(Saved entries)
———
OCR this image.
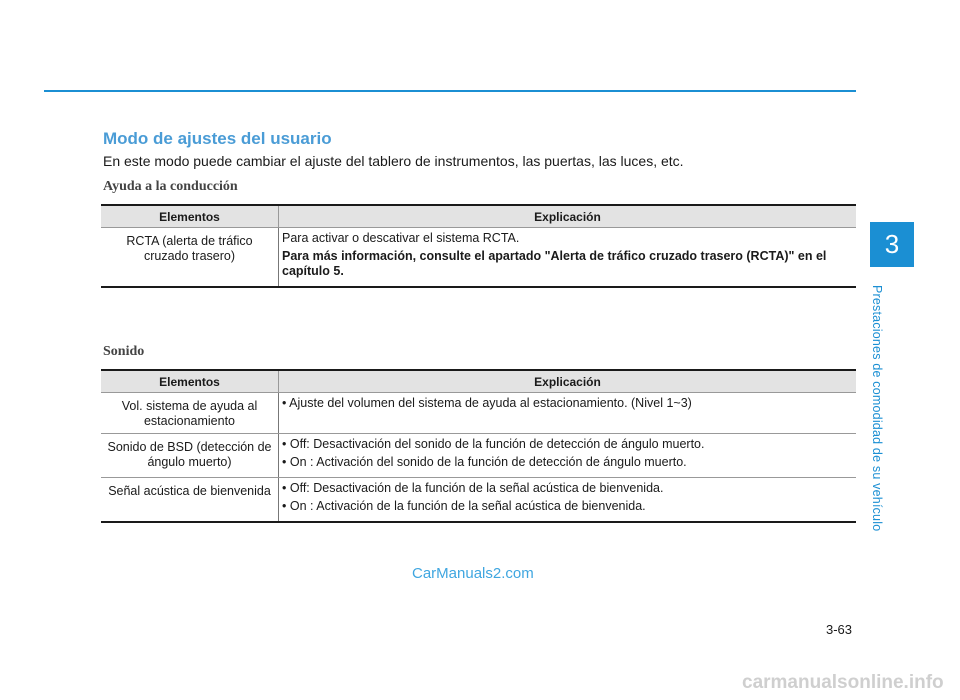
Modo de ajustes del usuario
En este modo puede cambiar el ajuste del tablero de instrumentos, las puertas, las luces, etc.
Ayuda a la conducción
Elementos	Explicación
RCTA (alerta de tráfico cruzado trasero)	Para activar o descativar el sistema RCTA.
Para más información, consulte el apartado "Alerta de tráfico cruzado trasero (RCTA)" en el capítulo 5.
Sonido
Elementos	Explicación
Vol. sistema de ayuda al estacionamiento	• Ajuste del volumen del sistema de ayuda al estacionamiento. (Nivel 1~3)

Sonido de BSD (detección de ángulo muerto)	• Off: Desactivación del sonido de la función de detección de ángulo muerto.
• On : Activación del sonido de la función de detección de ángulo muerto.

Señal acústica de bienvenida	• Off: Desactivación de la función de la señal acústica de bienvenida.
• On : Activación de la función de la señal acústica de bienvenida.
3
Prestaciones de comodidad de su vehículo
3-63
CarManuals2.com
carmanualsonline.info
———
» **Task objective**
Copy out the listing exactly as it stands, but not the pictures.

» **Task result**
OCR this image.
Modo de ajustes del usuario
En este modo puede cambiar el ajuste del tablero de instrumentos, las puertas, las luces, etc.
Ayuda a la conducción
Elementos	Explicación
RCTA (alerta de tráfico cruzado trasero)	Para activar o descativar el sistema RCTA.
Para más información, consulte el apartado "Alerta de tráfico cruzado trasero (RCTA)" en el capítulo 5.
Sonido
Elementos	Explicación
Vol. sistema de ayuda al estacionamiento	• Ajuste del volumen del sistema de ayuda al estacionamiento. (Nivel 1~3)

Sonido de BSD (detección de ángulo muerto)	• Off: Desactivación del sonido de la función de detección de ángulo muerto.
• On : Activación del sonido de la función de detección de ángulo muerto.

Señal acústica de bienvenida	• Off: Desactivación de la función de la señal acústica de bienvenida.
• On : Activación de la función de la señal acústica de bienvenida.
3
Prestaciones de comodidad de su vehículo
3-63
CarManuals2.com
carmanualsonline.info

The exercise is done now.